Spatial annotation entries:

--- start ---

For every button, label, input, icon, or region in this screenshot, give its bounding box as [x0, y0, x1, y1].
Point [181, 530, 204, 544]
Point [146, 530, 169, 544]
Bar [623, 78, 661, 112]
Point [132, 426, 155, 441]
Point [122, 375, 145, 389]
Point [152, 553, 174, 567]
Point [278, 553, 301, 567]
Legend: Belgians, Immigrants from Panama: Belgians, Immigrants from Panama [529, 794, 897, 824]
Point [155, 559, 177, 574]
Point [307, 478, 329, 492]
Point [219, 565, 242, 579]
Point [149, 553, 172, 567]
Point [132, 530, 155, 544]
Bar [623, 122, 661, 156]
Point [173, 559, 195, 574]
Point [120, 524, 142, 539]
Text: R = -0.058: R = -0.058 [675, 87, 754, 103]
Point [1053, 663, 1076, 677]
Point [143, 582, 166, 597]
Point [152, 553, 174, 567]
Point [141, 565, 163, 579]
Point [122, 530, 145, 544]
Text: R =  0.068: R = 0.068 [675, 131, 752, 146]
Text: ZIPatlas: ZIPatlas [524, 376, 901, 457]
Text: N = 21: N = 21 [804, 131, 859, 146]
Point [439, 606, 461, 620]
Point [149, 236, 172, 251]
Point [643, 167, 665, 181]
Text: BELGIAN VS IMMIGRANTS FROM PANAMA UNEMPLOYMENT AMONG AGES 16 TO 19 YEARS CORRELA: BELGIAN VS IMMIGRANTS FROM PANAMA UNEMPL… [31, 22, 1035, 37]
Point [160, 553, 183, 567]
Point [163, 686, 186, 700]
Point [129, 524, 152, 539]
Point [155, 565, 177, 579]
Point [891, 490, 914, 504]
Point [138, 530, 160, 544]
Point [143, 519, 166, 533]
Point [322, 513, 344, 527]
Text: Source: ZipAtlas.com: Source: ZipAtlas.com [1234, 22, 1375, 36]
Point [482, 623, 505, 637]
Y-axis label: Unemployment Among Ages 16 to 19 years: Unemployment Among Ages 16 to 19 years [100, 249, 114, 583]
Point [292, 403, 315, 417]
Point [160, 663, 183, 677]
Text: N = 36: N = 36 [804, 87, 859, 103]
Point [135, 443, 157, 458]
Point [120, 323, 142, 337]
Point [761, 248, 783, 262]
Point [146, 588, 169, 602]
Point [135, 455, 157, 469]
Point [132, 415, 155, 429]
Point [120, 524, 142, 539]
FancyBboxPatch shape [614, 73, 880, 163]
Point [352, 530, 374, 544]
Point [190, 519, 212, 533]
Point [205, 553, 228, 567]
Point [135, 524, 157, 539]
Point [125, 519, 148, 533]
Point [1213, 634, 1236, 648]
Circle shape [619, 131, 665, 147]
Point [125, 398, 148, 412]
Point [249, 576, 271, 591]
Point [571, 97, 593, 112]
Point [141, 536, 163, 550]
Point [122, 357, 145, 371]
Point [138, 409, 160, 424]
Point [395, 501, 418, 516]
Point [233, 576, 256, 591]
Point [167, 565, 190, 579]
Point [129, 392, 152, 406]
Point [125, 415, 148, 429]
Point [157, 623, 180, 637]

--- end ---

(TO BE DONE): Please transcribe the lines word for word, beginning with the first line and stopping after the line that contains "Point [122, 375, 145, 389]".

(THE SOLUTION):
For every button, label, input, icon, or region in this screenshot, give its bounding box as [x0, y0, x1, y1].
Point [181, 530, 204, 544]
Point [146, 530, 169, 544]
Bar [623, 78, 661, 112]
Point [132, 426, 155, 441]
Point [122, 375, 145, 389]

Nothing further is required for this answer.